> [Description of the task] Reproduce the records that follow in full, excluding any picture they contain.

━━ Material ━━

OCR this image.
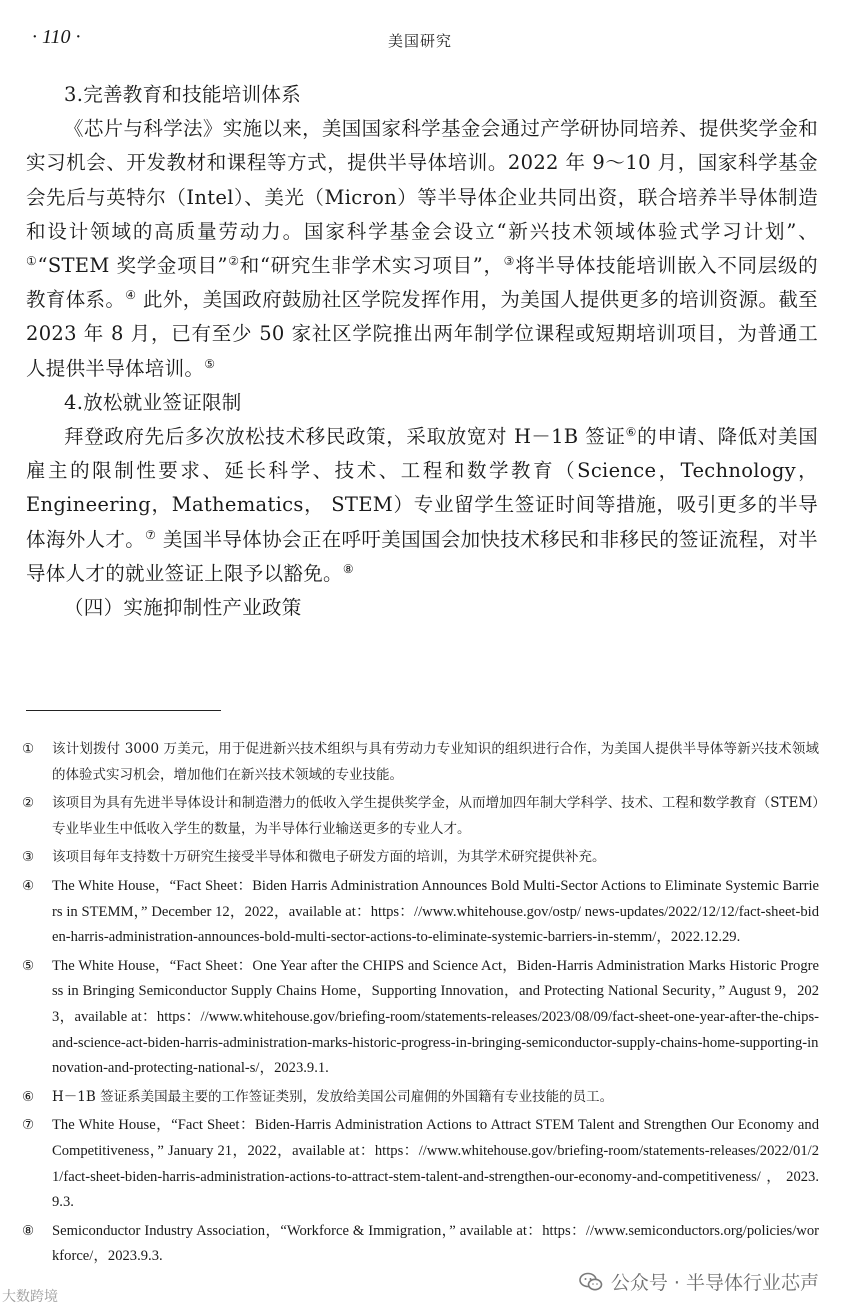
· 110 ·	美国研究

3.完善教育和技能培训体系

《芯片与科学法》实施以来，美国国家科学基金会通过产学研协同培养、提供奖学金和实习机会、开发教材和课程等方式，提供半导体培训。2022 年 9～10 月，国家科学基金会先后与英特尔（Intel）、美光（Micron）等半导体企业共同出资，联合培养半导体制造和设计领域的高质量劳动力。国家科学基金会设立“新兴技术领域体验式学习计划”、①“STEM 奖学金项目”②和“研究生非学术实习项目”，③将半导体技能培训嵌入不同层级的教育体系。④ 此外，美国政府鼓励社区学院发挥作用，为美国人提供更多的培训资源。截至 2023 年 8 月，已有至少 50 家社区学院推出两年制学位课程或短期培训项目，为普通工人提供半导体培训。⑤

4.放松就业签证限制

拜登政府先后多次放松技术移民政策，采取放宽对 H－1B 签证⑥的申请、降低对美国雇主的限制性要求、延长科学、技术、工程和数学教育（Science，Technology，Engineering，Mathematics， STEM）专业留学生签证时间等措施，吸引更多的半导体海外人才。⑦ 美国半导体协会正在呼吁美国国会加快技术移民和非移民的签证流程，对半导体人才的就业签证上限予以豁免。⑧

（四）实施抑制性产业政策

① 该计划拨付 3000 万美元，用于促进新兴技术组织与具有劳动力专业知识的组织进行合作，为美国人提供半导体等新兴技术领域的体验式实习机会，增加他们在新兴技术领域的专业技能。
② 该项目为具有先进半导体设计和制造潜力的低收入学生提供奖学金，从而增加四年制大学科学、技术、工程和数学教育（STEM）专业毕业生中低收入学生的数量，为半导体行业输送更多的专业人才。
③ 该项目每年支持数十万研究生接受半导体和微电子研发方面的培训，为其学术研究提供补充。
④ The White House，“Fact Sheet：Biden Harris Administration Announces Bold Multi-Sector Actions to Eliminate Systemic Barriers in STEMM，” December 12，2022，available at：https：//www.whitehouse.gov/ostp/ news-updates/2022/12/12/fact-sheet-biden-harris-administration-announces-bold-multi-sector-actions-to-eliminate-systemic-barriers-in-stemm/，2022.12.29.
⑤ The White House，“Fact Sheet：One Year after the CHIPS and Science Act，Biden-Harris Administration Marks Historic Progress in Bringing Semiconductor Supply Chains Home，Supporting Innovation，and Protecting National Security，” August 9，2023，available at：https：//www.whitehouse.gov/briefing-room/statements-releases/2023/08/09/fact-sheet-one-year-after-the-chips-and-science-act-biden-harris-administration-marks-historic-progress-in-bringing-semiconductor-supply-chains-home-supporting-innovation-and-protecting-national-s/，2023.9.1.
⑥ H－1B 签证系美国最主要的工作签证类别，发放给美国公司雇佣的外国籍有专业技能的员工。
⑦ The White House，“Fact Sheet：Biden-Harris Administration Actions to Attract STEM Talent and Strengthen Our Economy and Competitiveness，” January 21，2022，available at：https：//www.whitehouse.gov/briefing-room/statements-releases/2022/01/21/fact-sheet-biden-harris-administration-actions-to-attract-stem-talent-and-strengthen-our-economy-and-competitiveness/，2023.9.3.
⑧ Semiconductor Industry Association，“Workforce & Immigration，” available at：https：//www.semiconductors.org/policies/workforce/，2023.9.3.
大数跨境
公众号 · 半导体行业芯声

━━━

> [Response]
OCR this image.
· 110 ·	美国研究

3.完善教育和技能培训体系

《芯片与科学法》实施以来，美国国家科学基金会通过产学研协同培养、提供奖学金和实习机会、开发教材和课程等方式，提供半导体培训。2022 年 9～10 月，国家科学基金会先后与英特尔（Intel）、美光（Micron）等半导体企业共同出资，联合培养半导体制造和设计领域的高质量劳动力。国家科学基金会设立“新兴技术领域体验式学习计划”、①“STEM 奖学金项目”②和“研究生非学术实习项目”，③将半导体技能培训嵌入不同层级的教育体系。④ 此外，美国政府鼓励社区学院发挥作用，为美国人提供更多的培训资源。截至 2023 年 8 月，已有至少 50 家社区学院推出两年制学位课程或短期培训项目，为普通工人提供半导体培训。⑤

4.放松就业签证限制

拜登政府先后多次放松技术移民政策，采取放宽对 H－1B 签证⑥的申请、降低对美国雇主的限制性要求、延长科学、技术、工程和数学教育（Science，Technology，Engineering，Mathematics， STEM）专业留学生签证时间等措施，吸引更多的半导体海外人才。⑦ 美国半导体协会正在呼吁美国国会加快技术移民和非移民的签证流程，对半导体人才的就业签证上限予以豁免。⑧

（四）实施抑制性产业政策

① 该计划拨付 3000 万美元，用于促进新兴技术组织与具有劳动力专业知识的组织进行合作，为美国人提供半导体等新兴技术领域的体验式实习机会，增加他们在新兴技术领域的专业技能。
② 该项目为具有先进半导体设计和制造潜力的低收入学生提供奖学金，从而增加四年制大学科学、技术、工程和数学教育（STEM）专业毕业生中低收入学生的数量，为半导体行业输送更多的专业人才。
③ 该项目每年支持数十万研究生接受半导体和微电子研发方面的培训，为其学术研究提供补充。
④ The White House，“Fact Sheet：Biden Harris Administration Announces Bold Multi-Sector Actions to Eliminate Systemic Barriers in STEMM，” December 12，2022，available at：https：//www.whitehouse.gov/ostp/ news-updates/2022/12/12/fact-sheet-biden-harris-administration-announces-bold-multi-sector-actions-to-eliminate-systemic-barriers-in-stemm/，2022.12.29.
⑤ The White House，“Fact Sheet：One Year after the CHIPS and Science Act，Biden-Harris Administration Marks Historic Progress in Bringing Semiconductor Supply Chains Home，Supporting Innovation，and Protecting National Security，” August 9，2023，available at：https：//www.whitehouse.gov/briefing-room/statements-releases/2023/08/09/fact-sheet-one-year-after-the-chips-and-science-act-biden-harris-administration-marks-historic-progress-in-bringing-semiconductor-supply-chains-home-supporting-innovation-and-protecting-national-s/，2023.9.1.
⑥ H－1B 签证系美国最主要的工作签证类别，发放给美国公司雇佣的外国籍有专业技能的员工。
⑦ The White House，“Fact Sheet：Biden-Harris Administration Actions to Attract STEM Talent and Strengthen Our Economy and Competitiveness，” January 21，2022，available at：https：//www.whitehouse.gov/briefing-room/statements-releases/2022/01/21/fact-sheet-biden-harris-administration-actions-to-attract-stem-talent-and-strengthen-our-economy-and-competitiveness/，2023.9.3.
⑧ Semiconductor Industry Association，“Workforce & Immigration，” available at：https：//www.semiconductors.org/policies/workforce/，2023.9.3.
大数跨境
公众号 · 半导体行业芯声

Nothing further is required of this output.